--- WHAT YOU HAVE TO DO ---
For the data that follows, report how many lines contain the word "Median", and nothing else.

--- INPUT DATA ---
★ ★ ★ ★ ★
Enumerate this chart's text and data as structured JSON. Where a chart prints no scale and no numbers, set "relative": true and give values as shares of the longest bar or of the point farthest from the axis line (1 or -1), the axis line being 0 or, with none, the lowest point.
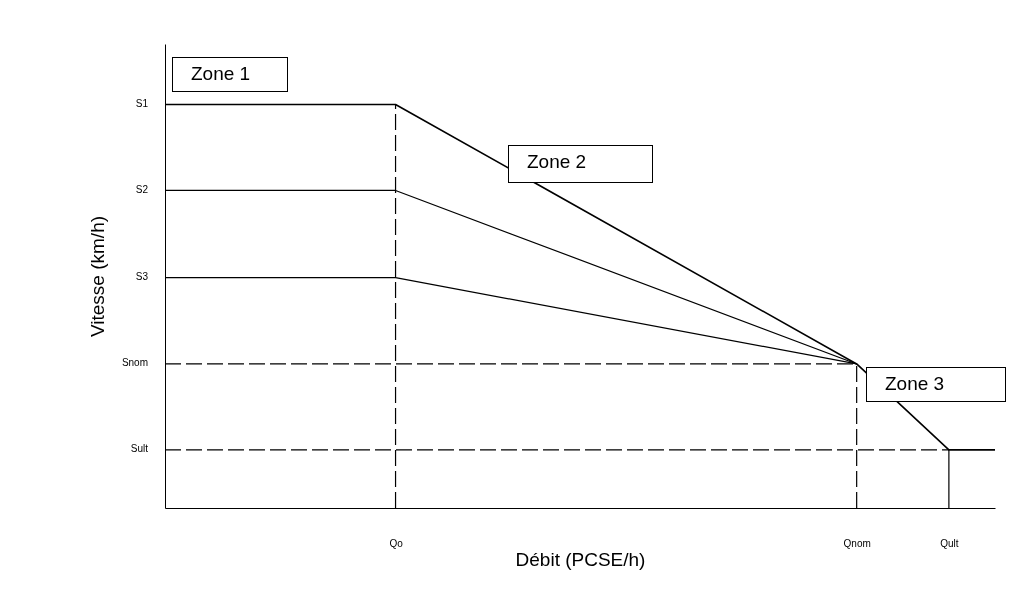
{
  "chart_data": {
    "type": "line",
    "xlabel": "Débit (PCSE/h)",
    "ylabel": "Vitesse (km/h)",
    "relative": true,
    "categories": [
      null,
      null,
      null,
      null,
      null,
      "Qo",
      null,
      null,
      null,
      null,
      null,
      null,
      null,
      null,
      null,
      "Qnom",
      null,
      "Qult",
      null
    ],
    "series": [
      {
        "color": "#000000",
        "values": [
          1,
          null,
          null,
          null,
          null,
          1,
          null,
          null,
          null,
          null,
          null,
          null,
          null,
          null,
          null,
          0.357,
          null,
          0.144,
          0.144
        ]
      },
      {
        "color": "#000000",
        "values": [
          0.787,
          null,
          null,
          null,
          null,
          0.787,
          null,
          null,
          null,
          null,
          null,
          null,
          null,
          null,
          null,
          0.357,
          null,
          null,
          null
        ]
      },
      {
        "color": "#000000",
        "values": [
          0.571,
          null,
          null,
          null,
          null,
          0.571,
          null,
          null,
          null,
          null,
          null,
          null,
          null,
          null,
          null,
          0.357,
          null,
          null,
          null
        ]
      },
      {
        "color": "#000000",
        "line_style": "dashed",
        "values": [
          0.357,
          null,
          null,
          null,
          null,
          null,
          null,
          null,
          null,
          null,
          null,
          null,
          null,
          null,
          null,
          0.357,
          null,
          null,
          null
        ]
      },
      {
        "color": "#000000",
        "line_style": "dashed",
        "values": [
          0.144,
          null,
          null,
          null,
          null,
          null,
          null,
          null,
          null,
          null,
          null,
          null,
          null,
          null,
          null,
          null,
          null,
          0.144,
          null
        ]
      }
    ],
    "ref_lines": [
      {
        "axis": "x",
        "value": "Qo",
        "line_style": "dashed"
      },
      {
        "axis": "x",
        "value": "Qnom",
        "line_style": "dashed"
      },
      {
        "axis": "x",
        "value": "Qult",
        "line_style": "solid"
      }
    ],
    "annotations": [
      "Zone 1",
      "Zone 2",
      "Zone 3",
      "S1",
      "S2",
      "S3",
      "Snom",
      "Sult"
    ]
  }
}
★ ★ ★ ★ ★
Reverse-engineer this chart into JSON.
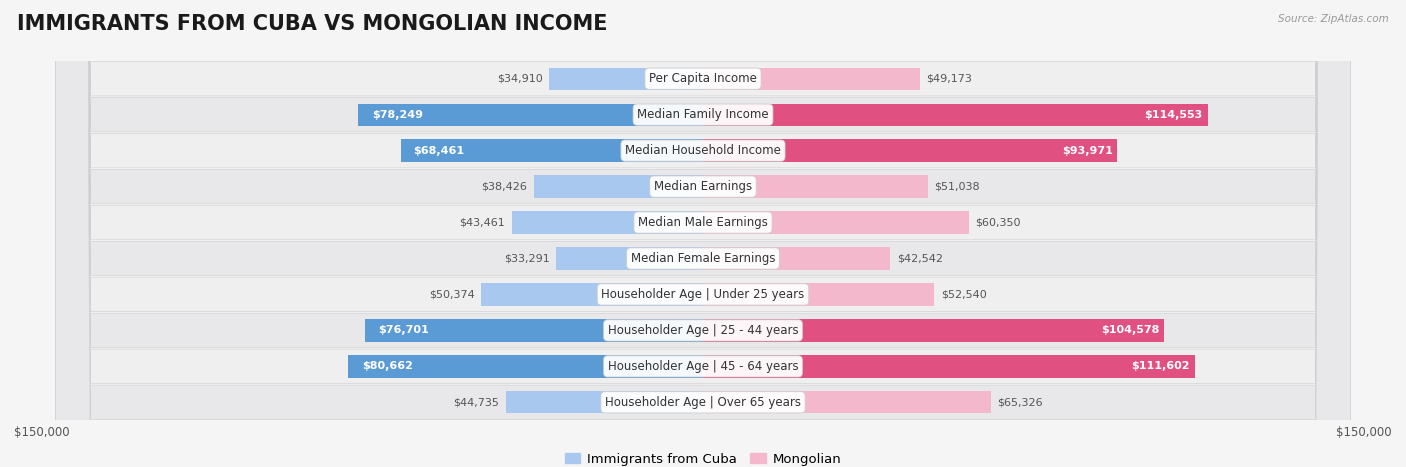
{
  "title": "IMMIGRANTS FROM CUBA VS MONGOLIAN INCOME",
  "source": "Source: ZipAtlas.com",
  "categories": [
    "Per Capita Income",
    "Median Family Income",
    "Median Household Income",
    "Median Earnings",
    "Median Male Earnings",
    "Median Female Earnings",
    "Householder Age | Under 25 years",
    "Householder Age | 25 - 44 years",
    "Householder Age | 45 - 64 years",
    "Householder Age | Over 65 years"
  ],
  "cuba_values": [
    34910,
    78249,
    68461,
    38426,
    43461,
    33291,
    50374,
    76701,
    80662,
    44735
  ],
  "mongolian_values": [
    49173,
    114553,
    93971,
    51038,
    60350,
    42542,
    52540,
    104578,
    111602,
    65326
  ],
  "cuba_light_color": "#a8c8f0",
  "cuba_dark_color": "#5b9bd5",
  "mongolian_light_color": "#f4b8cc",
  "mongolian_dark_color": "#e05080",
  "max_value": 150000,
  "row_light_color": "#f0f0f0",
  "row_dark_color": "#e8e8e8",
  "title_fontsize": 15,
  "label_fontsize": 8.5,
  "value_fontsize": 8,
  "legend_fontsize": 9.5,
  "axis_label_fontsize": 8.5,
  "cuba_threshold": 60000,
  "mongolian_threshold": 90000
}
★ ★ ★ ★ ★
--- CORRECT OUTPUT ---
5